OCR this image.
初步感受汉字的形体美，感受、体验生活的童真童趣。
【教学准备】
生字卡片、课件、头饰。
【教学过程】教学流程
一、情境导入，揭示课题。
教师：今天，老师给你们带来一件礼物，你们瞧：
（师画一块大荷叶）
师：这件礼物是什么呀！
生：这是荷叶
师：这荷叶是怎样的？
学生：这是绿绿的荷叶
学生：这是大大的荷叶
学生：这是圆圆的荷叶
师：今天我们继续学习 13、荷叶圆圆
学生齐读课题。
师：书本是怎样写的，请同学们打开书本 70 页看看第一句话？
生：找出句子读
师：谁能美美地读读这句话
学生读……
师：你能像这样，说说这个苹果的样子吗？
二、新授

————

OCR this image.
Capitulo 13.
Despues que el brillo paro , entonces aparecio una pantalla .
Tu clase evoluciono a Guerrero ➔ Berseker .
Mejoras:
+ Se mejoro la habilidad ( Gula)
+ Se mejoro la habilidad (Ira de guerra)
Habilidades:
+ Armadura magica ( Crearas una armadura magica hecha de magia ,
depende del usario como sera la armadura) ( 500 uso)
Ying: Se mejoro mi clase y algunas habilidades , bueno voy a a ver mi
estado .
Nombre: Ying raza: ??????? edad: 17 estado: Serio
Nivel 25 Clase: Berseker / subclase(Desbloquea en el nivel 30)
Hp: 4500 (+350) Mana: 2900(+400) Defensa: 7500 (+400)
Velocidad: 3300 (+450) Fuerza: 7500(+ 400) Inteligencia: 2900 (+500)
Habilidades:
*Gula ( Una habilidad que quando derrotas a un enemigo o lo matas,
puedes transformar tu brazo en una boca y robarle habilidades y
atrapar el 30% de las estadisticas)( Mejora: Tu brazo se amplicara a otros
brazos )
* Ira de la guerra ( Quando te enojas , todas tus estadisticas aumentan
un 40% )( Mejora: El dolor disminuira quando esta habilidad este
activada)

————

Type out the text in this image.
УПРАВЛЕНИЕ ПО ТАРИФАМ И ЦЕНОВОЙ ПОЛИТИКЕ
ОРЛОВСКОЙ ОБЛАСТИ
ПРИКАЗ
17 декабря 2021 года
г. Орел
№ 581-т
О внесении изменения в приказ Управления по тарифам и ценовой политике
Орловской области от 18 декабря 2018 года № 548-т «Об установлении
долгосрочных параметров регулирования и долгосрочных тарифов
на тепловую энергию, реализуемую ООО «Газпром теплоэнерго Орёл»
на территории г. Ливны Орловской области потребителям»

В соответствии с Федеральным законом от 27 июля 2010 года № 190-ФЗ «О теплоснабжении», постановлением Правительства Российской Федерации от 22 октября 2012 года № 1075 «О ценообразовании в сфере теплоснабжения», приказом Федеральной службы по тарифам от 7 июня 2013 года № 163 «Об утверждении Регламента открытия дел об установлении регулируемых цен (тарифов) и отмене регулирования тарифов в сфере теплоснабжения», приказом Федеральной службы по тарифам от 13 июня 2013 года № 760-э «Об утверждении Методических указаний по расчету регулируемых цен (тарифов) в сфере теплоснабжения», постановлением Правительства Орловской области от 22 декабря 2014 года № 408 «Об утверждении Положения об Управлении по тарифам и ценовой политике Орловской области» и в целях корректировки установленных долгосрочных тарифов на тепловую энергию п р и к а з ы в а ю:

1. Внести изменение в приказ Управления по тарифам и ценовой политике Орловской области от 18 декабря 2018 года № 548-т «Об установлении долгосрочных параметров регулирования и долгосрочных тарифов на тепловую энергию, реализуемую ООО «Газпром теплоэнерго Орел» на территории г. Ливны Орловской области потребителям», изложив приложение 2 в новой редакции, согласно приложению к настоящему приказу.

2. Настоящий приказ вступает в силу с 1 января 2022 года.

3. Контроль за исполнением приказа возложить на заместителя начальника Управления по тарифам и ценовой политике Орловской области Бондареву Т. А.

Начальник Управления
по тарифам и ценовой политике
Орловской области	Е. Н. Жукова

————

PROBLEM DETAILS:
Extract each line holding the word "Gula" from the records.

EXERCISE RESULT:
+ Se mejoro la habilidad ( Gula)
*Gula ( Una habilidad que quando derrotas a un enemigo o lo matas,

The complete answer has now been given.